__PROBLEM TO WORK ON__.
Below are some entries. Copy each line that holds the string "manejar".
— Start of RECORDS TO USE —
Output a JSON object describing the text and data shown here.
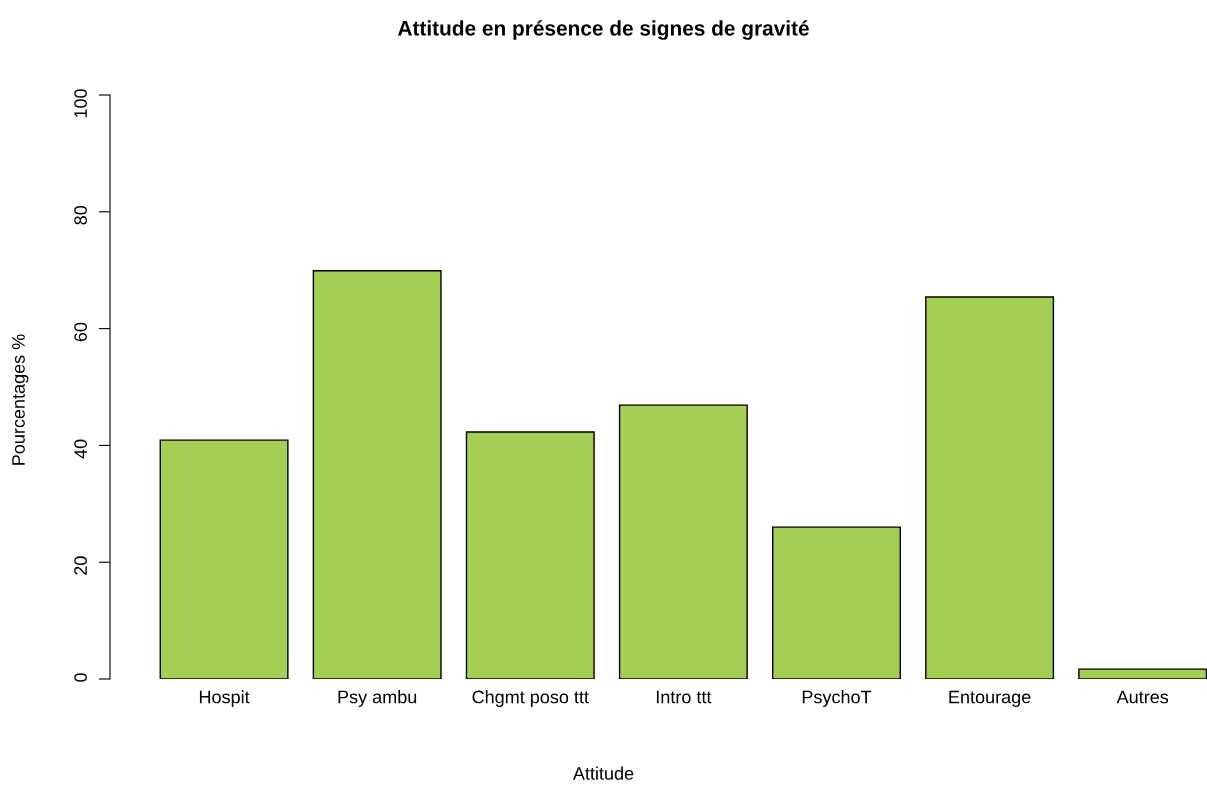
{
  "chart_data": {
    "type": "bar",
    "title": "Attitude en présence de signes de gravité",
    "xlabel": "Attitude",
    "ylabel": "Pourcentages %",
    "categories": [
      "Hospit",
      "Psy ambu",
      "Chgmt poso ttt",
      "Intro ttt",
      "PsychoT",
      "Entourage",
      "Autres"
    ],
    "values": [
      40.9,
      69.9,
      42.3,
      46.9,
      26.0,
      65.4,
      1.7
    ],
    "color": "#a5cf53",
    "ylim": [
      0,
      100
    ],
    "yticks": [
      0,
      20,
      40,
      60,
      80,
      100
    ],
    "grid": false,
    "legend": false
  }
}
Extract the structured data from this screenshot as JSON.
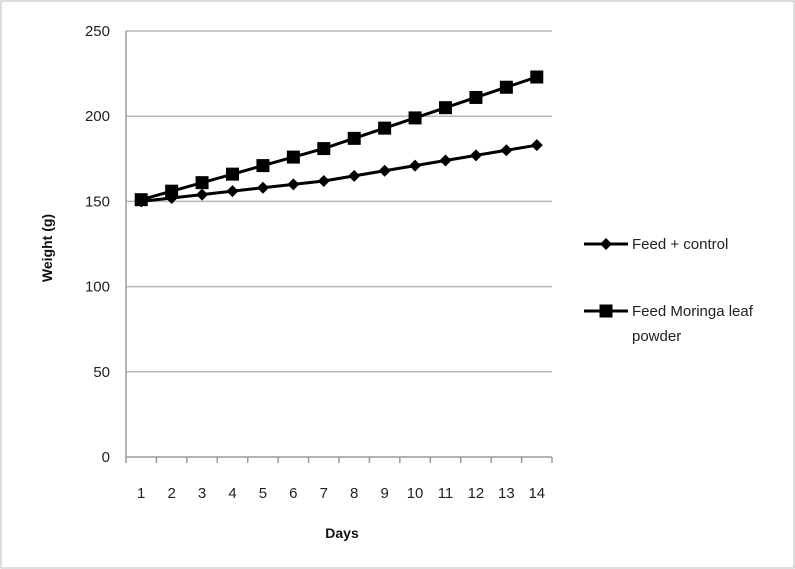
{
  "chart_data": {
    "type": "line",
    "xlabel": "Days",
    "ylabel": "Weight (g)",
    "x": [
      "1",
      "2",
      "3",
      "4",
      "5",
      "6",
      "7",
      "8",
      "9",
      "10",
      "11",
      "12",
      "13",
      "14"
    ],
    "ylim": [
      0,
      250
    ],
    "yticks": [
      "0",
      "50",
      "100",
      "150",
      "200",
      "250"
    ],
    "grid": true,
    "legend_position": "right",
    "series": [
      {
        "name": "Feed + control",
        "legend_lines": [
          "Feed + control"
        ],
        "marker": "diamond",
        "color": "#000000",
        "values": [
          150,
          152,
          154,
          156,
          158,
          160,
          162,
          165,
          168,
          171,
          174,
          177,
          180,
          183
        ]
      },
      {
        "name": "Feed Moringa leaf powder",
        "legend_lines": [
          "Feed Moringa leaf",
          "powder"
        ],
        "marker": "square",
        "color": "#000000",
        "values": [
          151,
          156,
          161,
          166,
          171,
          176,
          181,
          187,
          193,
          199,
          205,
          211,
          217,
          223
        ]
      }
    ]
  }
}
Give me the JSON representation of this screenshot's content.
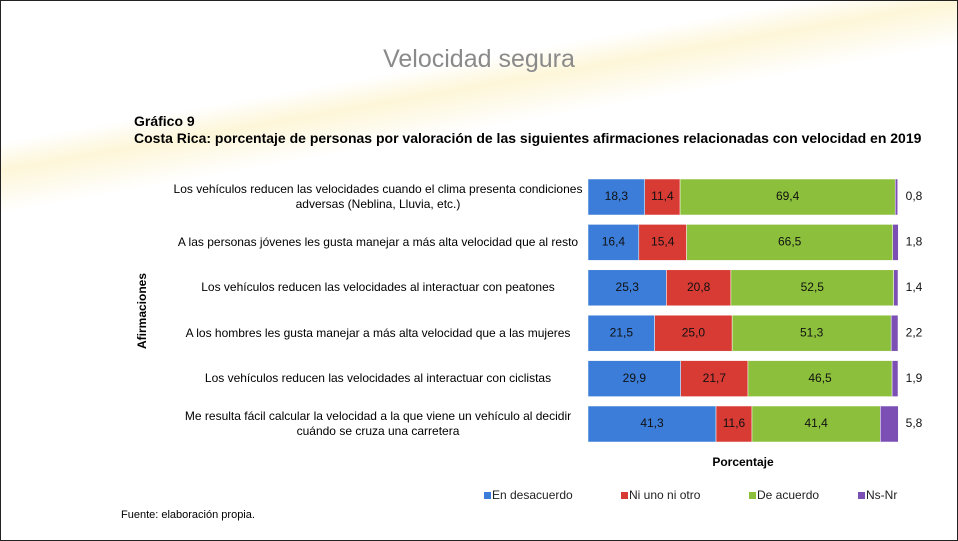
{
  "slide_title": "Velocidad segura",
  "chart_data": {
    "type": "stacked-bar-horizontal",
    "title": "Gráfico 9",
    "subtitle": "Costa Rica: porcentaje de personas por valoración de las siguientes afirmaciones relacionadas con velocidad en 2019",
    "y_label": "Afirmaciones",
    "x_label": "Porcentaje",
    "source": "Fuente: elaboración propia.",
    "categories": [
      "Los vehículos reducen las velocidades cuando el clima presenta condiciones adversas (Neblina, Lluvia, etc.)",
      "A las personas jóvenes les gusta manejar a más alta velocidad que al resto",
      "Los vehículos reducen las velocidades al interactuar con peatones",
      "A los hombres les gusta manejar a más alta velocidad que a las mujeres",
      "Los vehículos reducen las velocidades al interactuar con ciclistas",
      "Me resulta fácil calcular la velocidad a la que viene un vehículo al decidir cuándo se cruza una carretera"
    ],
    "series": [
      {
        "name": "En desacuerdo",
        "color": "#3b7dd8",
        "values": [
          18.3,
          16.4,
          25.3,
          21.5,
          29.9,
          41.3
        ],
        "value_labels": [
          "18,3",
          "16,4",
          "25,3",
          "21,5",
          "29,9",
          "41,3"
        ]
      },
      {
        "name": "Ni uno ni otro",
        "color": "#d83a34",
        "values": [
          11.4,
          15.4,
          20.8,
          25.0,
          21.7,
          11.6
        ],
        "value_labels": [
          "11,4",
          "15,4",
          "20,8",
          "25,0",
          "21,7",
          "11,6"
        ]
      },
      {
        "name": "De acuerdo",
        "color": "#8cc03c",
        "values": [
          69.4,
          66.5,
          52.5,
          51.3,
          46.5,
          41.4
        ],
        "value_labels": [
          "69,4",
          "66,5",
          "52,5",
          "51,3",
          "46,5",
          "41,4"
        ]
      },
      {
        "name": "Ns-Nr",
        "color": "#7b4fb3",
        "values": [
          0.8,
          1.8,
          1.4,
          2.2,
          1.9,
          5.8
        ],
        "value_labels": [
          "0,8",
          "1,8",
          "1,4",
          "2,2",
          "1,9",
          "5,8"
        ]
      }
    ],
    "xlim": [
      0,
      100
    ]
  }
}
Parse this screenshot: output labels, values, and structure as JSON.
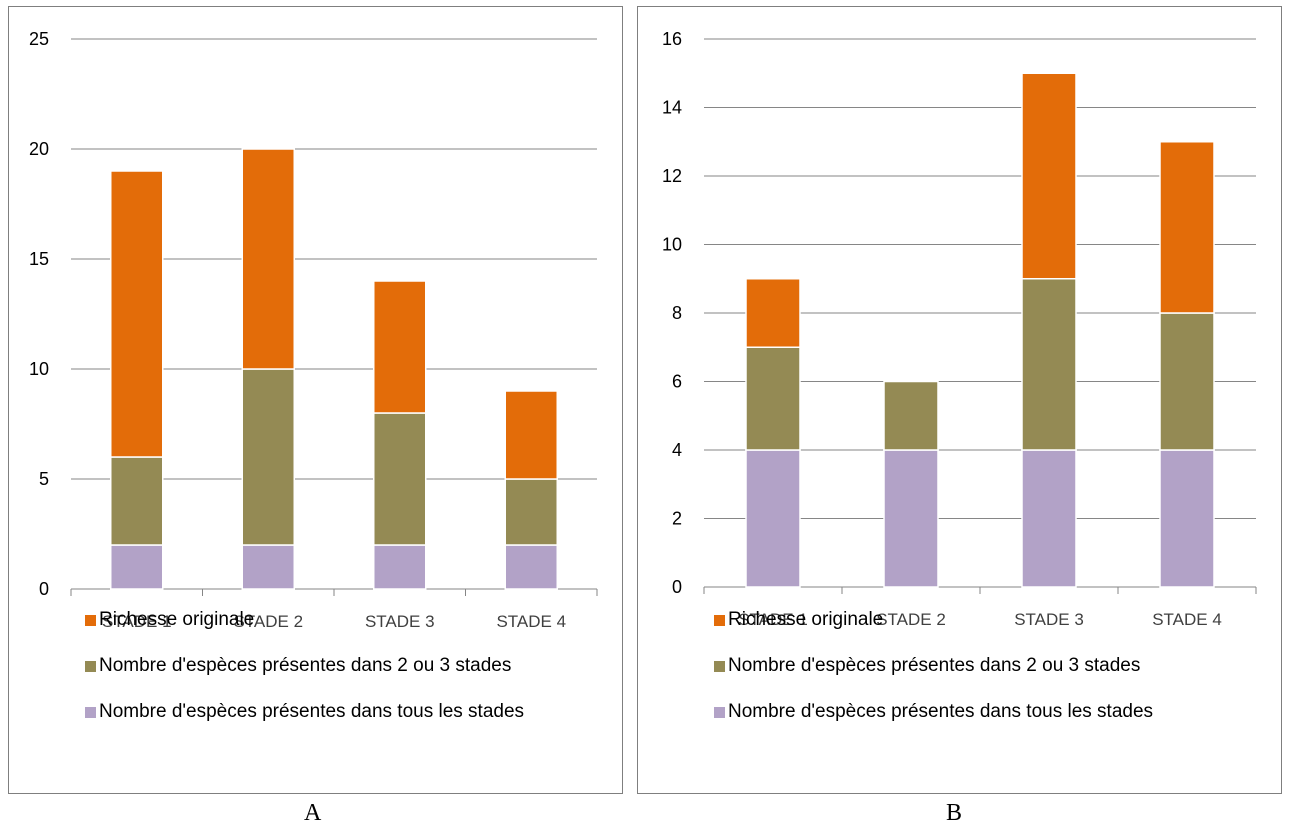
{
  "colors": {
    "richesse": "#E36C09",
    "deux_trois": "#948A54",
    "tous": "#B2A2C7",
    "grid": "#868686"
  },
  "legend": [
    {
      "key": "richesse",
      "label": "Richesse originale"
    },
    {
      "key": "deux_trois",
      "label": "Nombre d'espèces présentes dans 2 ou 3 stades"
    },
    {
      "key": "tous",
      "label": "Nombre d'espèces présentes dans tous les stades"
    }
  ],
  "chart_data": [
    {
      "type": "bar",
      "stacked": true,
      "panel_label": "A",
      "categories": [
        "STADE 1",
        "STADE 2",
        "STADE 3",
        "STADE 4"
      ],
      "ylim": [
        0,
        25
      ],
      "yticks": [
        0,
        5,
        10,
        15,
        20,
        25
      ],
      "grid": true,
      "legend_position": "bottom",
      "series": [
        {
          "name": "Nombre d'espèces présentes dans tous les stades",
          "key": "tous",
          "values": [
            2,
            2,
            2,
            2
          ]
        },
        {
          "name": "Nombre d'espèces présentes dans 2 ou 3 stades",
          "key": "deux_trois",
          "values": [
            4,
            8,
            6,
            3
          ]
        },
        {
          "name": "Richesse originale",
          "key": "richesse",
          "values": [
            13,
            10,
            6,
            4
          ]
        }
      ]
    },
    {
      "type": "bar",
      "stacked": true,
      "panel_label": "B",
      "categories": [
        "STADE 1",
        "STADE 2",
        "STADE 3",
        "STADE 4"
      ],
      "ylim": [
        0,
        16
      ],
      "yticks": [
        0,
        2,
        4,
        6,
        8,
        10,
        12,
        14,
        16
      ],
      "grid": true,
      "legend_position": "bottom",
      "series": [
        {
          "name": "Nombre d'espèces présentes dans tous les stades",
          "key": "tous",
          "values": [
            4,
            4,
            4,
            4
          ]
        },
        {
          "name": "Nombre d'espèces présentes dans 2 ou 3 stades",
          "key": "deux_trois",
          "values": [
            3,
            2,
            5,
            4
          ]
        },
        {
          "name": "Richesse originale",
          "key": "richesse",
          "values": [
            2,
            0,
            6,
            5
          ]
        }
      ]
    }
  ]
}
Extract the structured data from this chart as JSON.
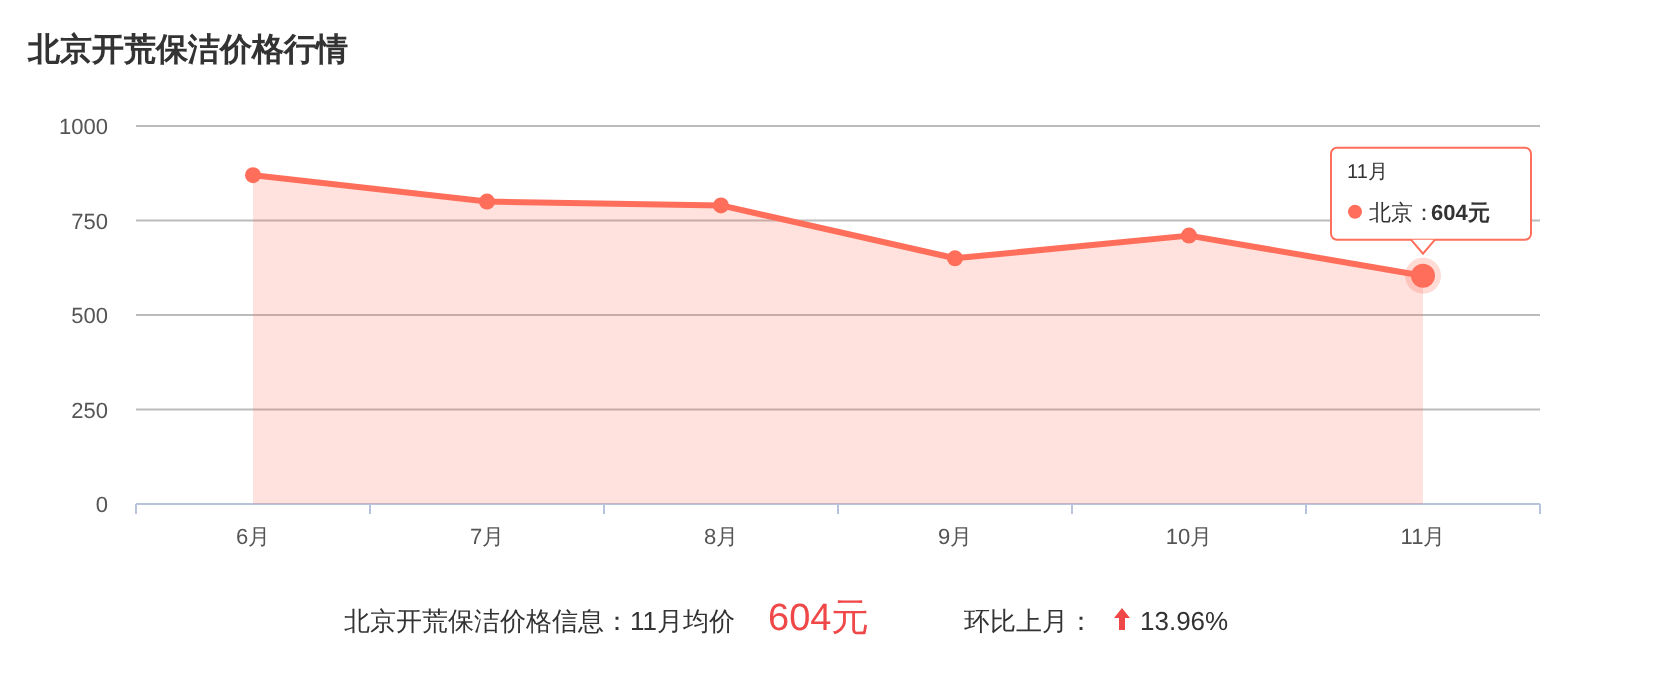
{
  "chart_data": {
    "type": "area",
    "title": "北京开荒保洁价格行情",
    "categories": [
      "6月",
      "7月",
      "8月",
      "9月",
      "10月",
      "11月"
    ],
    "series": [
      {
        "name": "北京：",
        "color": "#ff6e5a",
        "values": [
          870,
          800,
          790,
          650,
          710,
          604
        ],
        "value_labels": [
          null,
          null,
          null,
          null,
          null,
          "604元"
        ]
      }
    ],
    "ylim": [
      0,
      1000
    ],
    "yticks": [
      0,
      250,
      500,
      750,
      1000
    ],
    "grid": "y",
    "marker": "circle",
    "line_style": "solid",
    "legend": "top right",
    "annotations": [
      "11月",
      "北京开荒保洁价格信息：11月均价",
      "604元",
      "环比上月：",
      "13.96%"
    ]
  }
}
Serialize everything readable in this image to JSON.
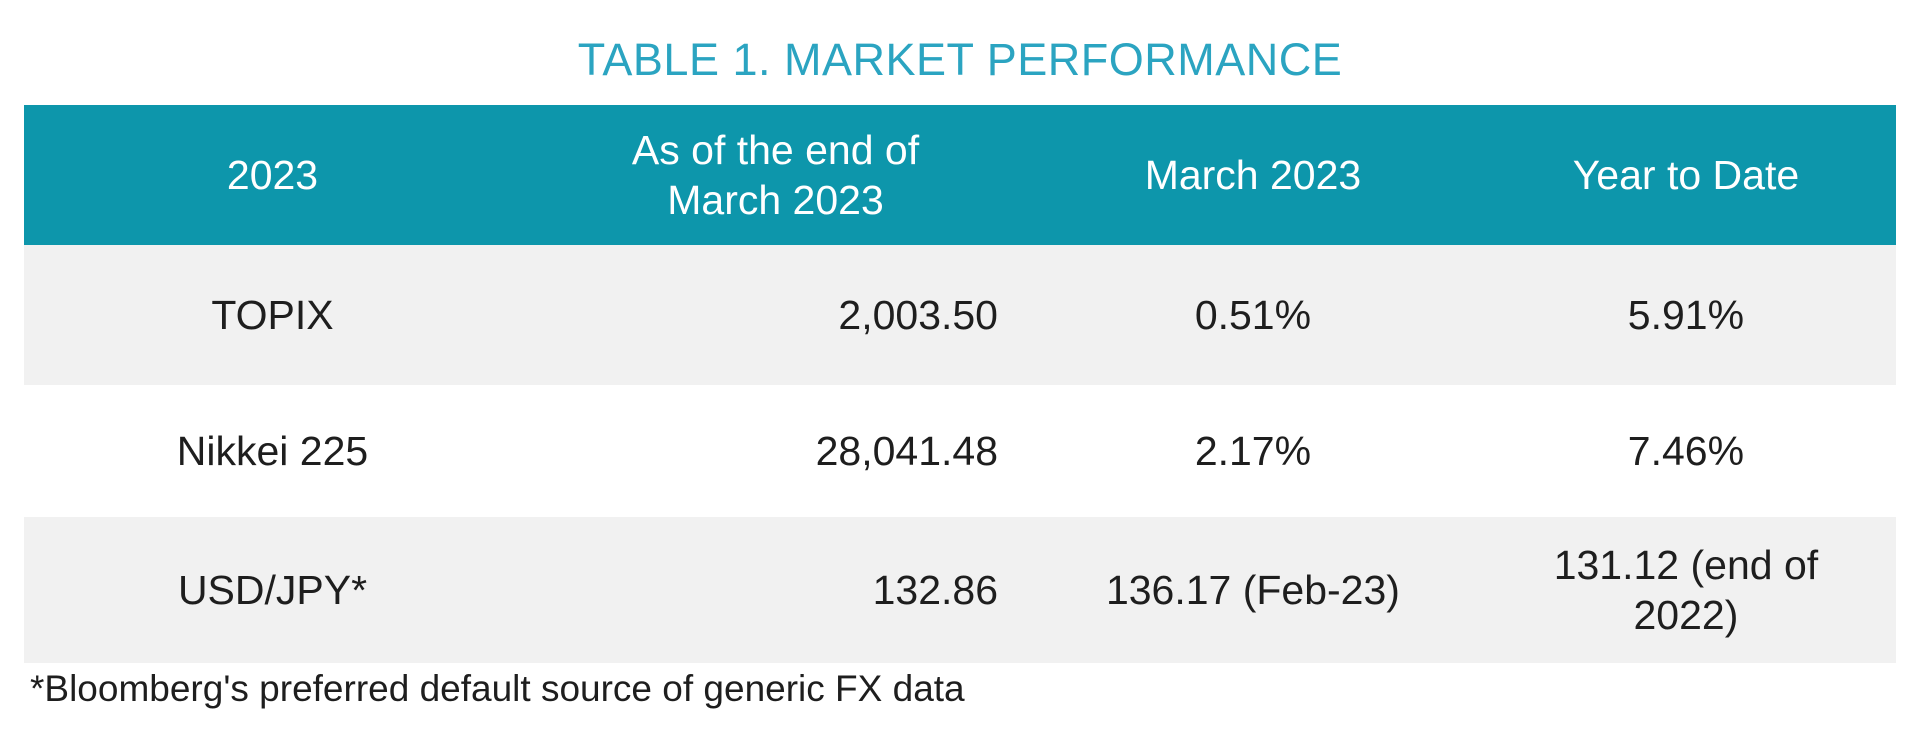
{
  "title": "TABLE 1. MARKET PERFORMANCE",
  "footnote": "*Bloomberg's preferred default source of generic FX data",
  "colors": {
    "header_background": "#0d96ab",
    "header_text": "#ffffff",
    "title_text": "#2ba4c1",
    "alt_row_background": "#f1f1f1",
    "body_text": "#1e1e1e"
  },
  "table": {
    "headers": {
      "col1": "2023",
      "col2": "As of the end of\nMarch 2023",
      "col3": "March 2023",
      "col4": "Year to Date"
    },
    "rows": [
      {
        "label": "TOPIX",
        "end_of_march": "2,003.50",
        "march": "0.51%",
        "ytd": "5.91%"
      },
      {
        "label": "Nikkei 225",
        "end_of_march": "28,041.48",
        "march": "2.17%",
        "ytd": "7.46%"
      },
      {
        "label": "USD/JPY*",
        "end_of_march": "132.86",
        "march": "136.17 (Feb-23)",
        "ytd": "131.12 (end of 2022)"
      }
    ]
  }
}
— End of RECORDS TO USE —
__REPLY TO THE TASK__.
      "A las personas jóvenes les gusta manejar a más alta velocidad que al resto",
      "A los hombres les gusta manejar a más alta velocidad que a las mujeres",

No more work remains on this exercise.